> **WHAT TO DO**
Gather each line in the entries that includes the string "ylabel".

> **SUPPLIED MATERIAL**

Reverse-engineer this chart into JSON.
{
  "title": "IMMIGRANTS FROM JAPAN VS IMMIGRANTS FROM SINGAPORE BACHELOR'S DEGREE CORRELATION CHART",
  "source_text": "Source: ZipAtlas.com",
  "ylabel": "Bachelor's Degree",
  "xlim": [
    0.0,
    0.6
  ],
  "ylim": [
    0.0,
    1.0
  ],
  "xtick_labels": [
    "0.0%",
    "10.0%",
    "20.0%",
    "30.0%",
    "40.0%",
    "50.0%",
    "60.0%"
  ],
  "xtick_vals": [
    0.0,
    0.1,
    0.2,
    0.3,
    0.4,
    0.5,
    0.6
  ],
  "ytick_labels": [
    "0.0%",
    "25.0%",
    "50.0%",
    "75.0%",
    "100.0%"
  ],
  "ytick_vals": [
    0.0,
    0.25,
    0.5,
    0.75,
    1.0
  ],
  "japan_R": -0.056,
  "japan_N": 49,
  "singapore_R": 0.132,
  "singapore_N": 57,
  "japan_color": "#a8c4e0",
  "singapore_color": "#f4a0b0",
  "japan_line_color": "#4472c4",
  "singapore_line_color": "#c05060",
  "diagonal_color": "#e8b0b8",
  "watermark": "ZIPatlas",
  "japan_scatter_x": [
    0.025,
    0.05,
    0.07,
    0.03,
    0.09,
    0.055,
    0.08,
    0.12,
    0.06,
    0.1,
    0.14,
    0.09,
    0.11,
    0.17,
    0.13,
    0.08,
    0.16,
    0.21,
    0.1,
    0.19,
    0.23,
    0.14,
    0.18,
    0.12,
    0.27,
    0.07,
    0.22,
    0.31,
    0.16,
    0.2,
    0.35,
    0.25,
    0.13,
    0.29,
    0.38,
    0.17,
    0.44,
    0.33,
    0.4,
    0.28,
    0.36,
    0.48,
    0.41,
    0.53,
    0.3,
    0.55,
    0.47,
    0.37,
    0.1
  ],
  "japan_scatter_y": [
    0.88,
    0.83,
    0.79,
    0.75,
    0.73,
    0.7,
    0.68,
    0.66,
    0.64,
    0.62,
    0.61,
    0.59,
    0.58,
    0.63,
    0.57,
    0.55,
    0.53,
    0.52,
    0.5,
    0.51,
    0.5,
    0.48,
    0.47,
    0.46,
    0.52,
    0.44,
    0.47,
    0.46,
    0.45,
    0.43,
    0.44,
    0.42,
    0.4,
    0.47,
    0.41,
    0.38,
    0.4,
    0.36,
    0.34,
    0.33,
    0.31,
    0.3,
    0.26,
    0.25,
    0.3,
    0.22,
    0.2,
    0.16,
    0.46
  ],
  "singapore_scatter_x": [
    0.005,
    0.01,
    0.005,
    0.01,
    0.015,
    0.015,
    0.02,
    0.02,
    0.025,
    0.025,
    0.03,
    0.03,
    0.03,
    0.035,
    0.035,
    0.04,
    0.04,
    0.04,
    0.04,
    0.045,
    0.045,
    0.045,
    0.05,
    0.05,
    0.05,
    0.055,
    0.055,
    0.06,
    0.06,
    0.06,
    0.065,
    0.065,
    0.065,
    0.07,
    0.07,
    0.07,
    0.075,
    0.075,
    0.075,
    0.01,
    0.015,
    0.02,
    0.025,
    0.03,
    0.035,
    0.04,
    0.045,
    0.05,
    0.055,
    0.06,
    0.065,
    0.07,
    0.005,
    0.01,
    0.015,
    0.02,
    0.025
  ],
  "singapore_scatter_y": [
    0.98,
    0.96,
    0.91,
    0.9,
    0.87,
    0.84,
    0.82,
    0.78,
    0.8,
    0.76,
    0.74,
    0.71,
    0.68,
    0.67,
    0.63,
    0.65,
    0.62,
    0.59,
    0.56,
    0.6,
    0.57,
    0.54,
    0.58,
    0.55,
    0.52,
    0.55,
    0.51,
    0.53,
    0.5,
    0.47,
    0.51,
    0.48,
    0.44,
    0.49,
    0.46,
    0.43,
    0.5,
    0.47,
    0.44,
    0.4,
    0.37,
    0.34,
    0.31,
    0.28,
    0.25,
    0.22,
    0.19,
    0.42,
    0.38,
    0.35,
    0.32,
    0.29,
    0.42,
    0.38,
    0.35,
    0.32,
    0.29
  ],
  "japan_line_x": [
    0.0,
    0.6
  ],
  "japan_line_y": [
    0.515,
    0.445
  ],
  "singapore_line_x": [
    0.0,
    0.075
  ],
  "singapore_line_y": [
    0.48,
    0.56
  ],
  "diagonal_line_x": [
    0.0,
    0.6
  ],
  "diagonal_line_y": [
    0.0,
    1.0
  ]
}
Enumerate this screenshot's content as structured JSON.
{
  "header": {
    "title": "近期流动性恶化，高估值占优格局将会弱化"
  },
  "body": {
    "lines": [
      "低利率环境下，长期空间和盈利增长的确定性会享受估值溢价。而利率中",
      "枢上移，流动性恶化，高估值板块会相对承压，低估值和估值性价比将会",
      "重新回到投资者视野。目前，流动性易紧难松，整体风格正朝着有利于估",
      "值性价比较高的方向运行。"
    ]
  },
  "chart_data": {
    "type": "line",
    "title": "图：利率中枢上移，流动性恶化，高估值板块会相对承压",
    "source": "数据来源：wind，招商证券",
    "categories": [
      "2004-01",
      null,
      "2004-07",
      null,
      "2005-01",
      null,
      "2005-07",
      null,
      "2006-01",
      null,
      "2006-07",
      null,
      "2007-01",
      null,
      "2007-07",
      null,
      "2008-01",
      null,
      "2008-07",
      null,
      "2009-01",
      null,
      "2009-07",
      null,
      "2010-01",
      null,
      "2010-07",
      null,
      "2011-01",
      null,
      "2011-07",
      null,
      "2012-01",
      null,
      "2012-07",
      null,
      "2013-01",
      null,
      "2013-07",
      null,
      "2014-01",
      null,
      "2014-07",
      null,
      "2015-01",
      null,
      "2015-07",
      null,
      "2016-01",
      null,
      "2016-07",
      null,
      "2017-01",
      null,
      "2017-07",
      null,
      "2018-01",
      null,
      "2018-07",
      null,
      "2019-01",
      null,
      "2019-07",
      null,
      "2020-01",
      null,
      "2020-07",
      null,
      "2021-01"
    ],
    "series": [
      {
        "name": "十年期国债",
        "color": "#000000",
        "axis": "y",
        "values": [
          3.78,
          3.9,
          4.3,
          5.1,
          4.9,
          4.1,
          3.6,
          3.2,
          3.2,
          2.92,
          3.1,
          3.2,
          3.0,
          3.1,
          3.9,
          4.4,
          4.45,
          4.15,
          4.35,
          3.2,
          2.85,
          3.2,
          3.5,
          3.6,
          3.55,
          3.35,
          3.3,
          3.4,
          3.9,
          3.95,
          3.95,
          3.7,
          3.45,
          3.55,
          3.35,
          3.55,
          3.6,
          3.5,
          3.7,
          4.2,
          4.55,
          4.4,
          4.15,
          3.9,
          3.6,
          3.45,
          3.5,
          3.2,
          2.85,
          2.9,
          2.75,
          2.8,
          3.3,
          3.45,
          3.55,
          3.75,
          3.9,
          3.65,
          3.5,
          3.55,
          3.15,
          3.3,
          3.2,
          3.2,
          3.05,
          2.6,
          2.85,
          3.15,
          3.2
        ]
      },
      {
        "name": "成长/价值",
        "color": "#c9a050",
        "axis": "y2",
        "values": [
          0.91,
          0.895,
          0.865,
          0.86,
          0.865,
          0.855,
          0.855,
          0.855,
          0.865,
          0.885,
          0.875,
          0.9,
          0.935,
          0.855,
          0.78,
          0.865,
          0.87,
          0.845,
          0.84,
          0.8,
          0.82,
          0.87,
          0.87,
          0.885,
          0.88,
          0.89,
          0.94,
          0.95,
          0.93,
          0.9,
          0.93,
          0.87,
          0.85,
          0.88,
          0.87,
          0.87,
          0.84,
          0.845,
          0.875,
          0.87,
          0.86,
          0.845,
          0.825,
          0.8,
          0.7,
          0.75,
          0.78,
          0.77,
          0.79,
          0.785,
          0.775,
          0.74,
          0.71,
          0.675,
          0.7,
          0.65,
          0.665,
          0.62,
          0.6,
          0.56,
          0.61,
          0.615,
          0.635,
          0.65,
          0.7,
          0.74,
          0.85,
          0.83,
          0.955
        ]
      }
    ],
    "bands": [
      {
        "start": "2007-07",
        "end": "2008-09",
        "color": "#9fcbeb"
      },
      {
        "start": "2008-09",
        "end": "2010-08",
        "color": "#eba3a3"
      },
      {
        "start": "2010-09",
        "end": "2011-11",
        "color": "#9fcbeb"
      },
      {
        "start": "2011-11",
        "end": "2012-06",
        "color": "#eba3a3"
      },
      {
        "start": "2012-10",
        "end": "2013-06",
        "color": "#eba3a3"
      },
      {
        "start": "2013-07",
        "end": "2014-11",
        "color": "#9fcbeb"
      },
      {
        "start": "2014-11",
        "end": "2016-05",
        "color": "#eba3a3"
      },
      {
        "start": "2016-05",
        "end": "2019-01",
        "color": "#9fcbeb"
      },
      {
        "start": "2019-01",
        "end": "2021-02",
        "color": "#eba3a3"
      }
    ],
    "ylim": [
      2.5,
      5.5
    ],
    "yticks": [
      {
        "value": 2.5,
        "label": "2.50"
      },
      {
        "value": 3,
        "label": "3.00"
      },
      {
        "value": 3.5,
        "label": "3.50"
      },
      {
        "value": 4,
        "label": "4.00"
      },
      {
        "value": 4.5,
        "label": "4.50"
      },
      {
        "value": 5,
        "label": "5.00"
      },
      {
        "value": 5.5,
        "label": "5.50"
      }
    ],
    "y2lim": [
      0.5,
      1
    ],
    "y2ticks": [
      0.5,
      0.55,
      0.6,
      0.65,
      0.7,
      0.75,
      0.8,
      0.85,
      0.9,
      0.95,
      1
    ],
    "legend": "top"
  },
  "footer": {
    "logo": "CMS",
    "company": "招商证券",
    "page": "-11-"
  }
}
==
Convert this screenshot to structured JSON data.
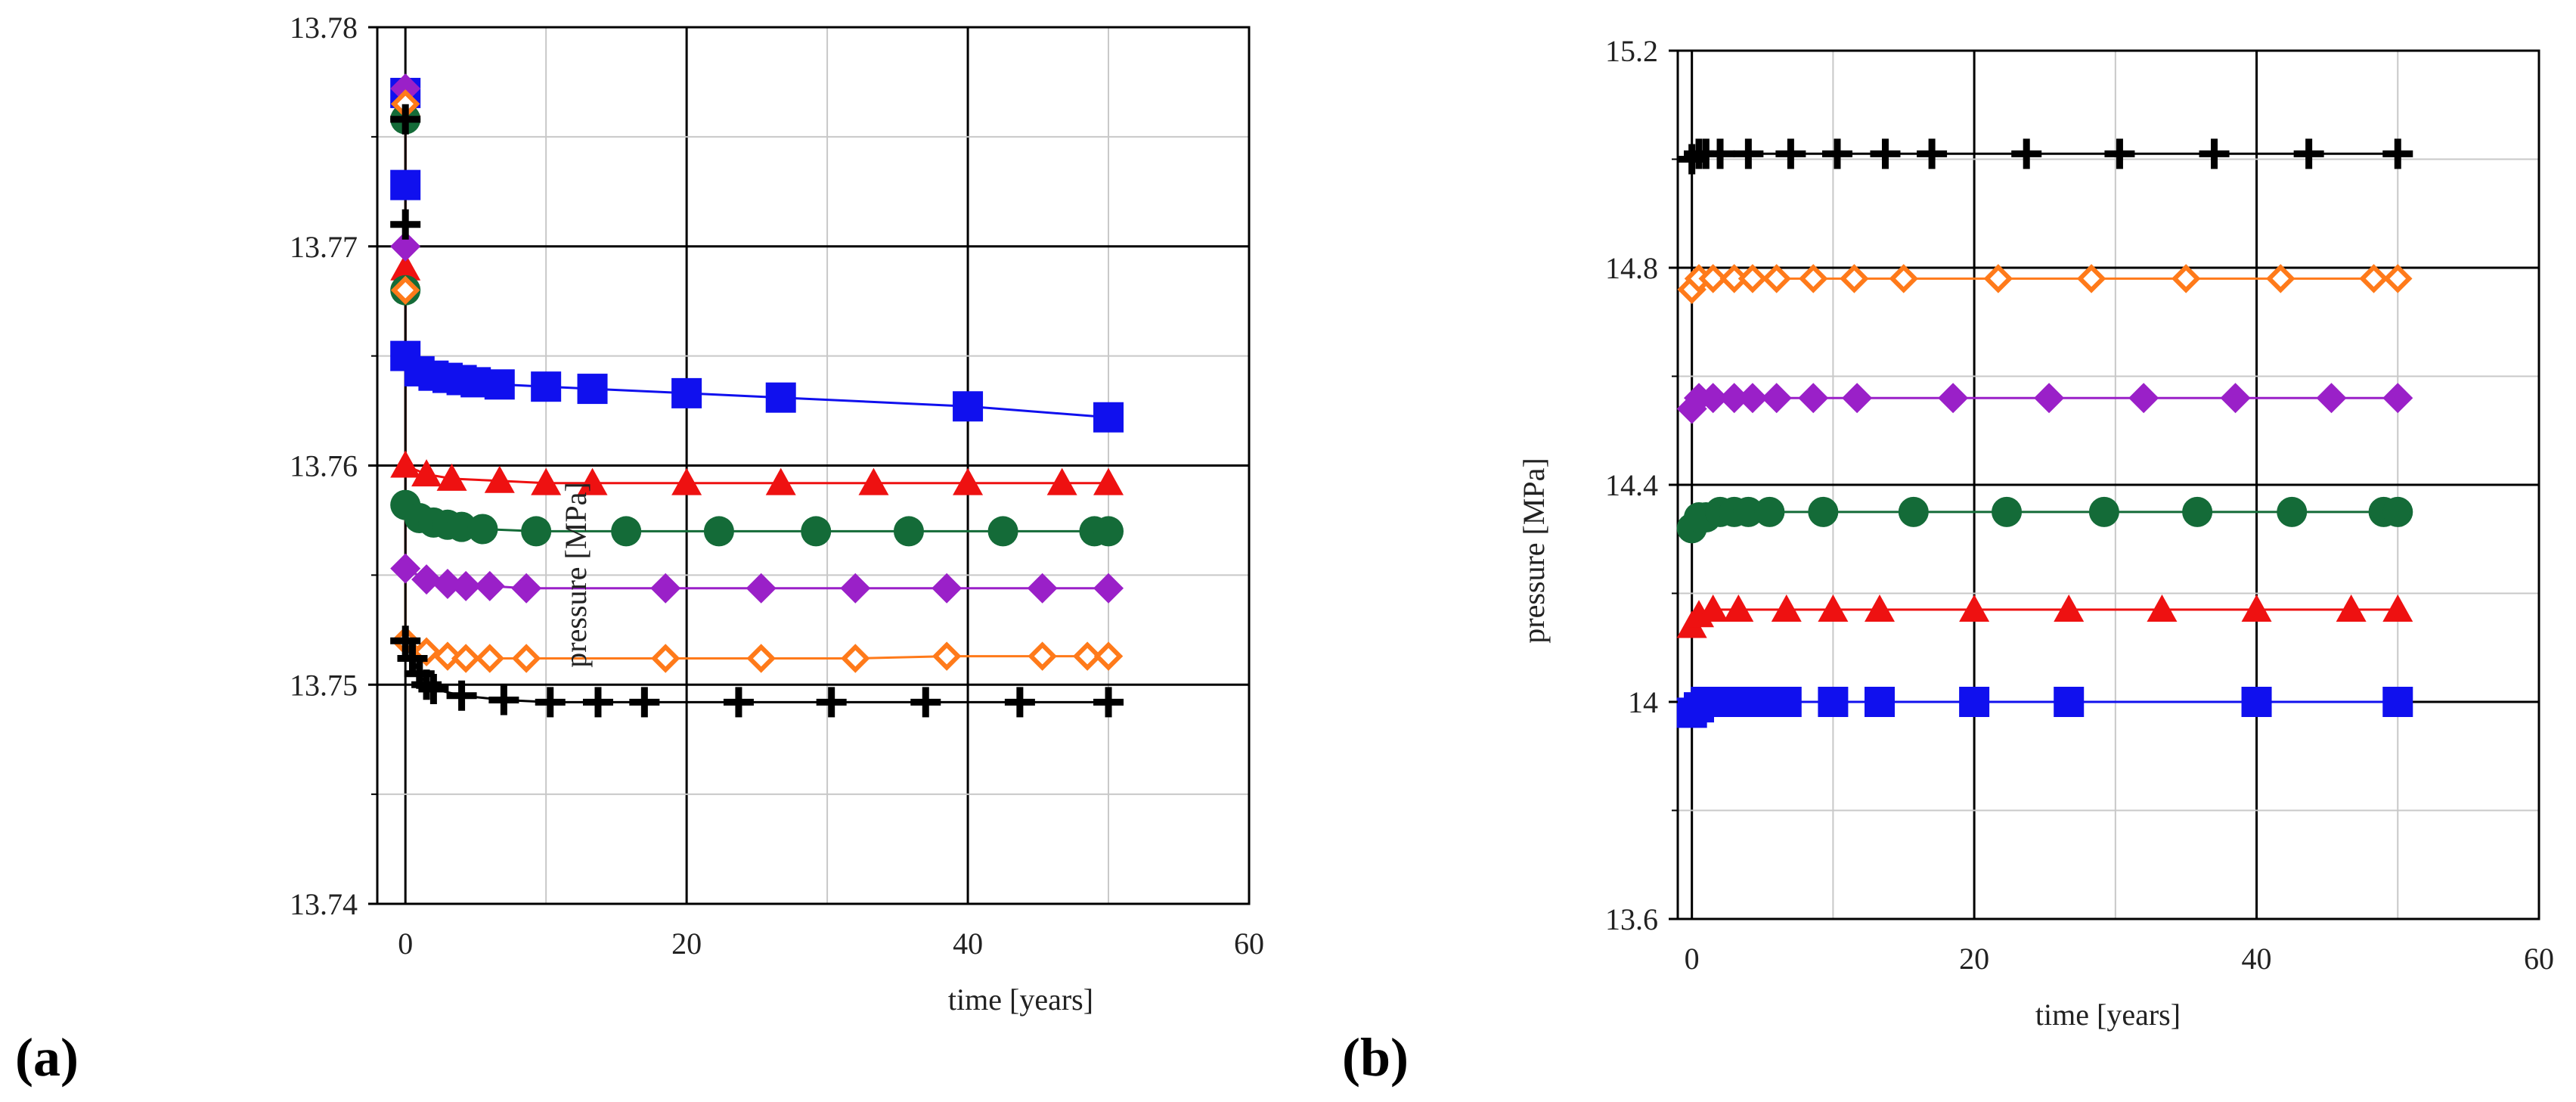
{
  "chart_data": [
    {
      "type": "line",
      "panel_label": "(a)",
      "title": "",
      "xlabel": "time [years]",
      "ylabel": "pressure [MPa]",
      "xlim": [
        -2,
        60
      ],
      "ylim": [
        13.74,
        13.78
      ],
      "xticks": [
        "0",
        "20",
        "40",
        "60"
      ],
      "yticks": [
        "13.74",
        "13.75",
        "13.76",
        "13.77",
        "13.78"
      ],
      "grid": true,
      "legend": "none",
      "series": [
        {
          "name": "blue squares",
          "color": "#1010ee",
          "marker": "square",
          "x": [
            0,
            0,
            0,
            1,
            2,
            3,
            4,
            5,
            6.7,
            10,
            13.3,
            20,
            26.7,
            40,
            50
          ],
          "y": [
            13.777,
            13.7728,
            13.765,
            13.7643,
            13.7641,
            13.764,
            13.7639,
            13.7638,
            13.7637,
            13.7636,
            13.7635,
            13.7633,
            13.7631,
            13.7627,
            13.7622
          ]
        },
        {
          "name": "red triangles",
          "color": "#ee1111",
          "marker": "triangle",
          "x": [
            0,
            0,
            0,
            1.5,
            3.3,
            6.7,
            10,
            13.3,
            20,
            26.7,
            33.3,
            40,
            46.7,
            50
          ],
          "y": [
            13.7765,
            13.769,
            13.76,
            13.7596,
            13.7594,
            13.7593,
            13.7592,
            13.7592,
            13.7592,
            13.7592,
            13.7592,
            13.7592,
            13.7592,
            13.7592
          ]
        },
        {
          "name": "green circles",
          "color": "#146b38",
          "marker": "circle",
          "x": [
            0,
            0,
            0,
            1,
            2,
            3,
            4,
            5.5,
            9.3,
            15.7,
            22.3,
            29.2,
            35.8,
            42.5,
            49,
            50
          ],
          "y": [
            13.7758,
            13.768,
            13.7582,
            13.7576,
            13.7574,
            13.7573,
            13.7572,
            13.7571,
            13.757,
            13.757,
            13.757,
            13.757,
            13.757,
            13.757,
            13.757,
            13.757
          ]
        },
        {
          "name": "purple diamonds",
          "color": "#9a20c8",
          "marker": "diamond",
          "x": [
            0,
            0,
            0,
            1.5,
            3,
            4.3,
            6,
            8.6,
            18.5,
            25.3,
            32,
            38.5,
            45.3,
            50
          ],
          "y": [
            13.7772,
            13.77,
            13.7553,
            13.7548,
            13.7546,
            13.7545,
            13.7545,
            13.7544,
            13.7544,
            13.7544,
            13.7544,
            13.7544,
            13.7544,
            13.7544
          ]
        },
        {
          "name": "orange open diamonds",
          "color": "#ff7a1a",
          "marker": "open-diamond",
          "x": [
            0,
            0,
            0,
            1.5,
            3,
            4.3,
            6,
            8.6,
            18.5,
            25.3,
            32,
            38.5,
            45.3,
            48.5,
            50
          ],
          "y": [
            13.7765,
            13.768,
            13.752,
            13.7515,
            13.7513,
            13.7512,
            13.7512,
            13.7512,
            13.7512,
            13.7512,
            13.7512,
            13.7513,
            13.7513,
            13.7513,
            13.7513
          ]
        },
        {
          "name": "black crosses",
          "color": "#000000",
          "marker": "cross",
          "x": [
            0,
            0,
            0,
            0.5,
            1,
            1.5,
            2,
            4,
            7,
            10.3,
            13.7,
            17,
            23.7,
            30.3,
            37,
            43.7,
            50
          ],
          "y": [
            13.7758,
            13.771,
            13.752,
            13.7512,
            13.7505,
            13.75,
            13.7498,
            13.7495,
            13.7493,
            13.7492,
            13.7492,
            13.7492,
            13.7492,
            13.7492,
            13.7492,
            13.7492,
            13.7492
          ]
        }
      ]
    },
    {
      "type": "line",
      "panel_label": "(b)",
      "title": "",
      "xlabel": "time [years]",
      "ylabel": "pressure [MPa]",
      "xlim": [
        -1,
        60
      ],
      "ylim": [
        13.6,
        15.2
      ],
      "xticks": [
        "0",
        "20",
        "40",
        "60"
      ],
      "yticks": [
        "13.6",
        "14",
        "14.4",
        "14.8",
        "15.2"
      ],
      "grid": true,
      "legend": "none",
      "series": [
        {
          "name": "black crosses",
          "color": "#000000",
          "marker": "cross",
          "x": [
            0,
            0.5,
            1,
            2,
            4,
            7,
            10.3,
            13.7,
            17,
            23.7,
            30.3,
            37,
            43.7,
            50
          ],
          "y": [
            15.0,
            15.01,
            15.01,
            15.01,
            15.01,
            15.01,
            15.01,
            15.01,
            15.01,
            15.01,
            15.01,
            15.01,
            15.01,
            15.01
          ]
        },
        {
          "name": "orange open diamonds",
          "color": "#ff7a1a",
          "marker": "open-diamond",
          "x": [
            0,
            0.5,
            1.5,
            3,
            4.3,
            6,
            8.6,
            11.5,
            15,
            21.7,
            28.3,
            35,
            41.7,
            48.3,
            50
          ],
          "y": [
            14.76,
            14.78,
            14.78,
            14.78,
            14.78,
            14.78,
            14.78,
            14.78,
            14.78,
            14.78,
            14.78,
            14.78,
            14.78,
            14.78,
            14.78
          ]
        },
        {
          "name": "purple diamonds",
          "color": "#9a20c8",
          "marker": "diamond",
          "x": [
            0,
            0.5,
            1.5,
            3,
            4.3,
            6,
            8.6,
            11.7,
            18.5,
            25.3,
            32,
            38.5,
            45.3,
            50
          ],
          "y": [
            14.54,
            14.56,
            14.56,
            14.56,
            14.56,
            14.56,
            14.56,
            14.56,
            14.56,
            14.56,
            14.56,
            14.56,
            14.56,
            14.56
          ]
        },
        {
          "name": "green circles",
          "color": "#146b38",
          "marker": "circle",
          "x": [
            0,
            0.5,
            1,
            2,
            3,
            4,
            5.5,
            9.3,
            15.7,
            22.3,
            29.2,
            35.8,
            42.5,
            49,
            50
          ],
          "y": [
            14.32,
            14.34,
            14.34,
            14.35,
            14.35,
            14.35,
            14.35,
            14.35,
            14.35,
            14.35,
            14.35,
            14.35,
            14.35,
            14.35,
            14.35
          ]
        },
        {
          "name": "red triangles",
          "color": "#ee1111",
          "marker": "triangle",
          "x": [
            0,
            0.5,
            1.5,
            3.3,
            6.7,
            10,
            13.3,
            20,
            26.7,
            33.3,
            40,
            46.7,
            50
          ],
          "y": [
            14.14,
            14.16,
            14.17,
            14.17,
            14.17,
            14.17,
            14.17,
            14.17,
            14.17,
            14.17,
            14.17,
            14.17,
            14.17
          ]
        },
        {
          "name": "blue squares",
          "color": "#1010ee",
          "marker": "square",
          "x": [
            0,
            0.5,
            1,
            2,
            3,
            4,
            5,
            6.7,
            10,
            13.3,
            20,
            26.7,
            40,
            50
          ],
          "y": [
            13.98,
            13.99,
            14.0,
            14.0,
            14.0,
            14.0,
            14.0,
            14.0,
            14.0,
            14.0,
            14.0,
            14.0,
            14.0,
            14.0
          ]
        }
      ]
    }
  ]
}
* * *
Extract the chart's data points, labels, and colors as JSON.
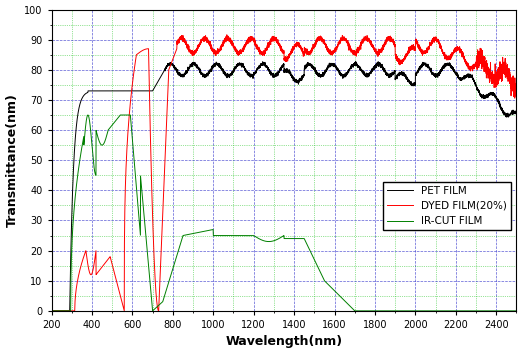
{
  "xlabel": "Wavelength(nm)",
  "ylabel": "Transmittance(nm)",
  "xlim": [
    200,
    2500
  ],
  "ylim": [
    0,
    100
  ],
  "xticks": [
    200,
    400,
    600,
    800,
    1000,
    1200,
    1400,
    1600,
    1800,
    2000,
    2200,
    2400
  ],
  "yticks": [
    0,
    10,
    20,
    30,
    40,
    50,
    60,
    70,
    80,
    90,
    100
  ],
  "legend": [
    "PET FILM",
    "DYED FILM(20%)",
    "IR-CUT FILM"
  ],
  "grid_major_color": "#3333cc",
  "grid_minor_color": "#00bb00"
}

> **RESULT OF THIS TASK**
  "ylabel": "Bachelor's Degree",
      "ylabel": "pressure [MPa]",
      "ylabel": "pressure [MPa]",
  "ylabel": "Transmittance(nm)",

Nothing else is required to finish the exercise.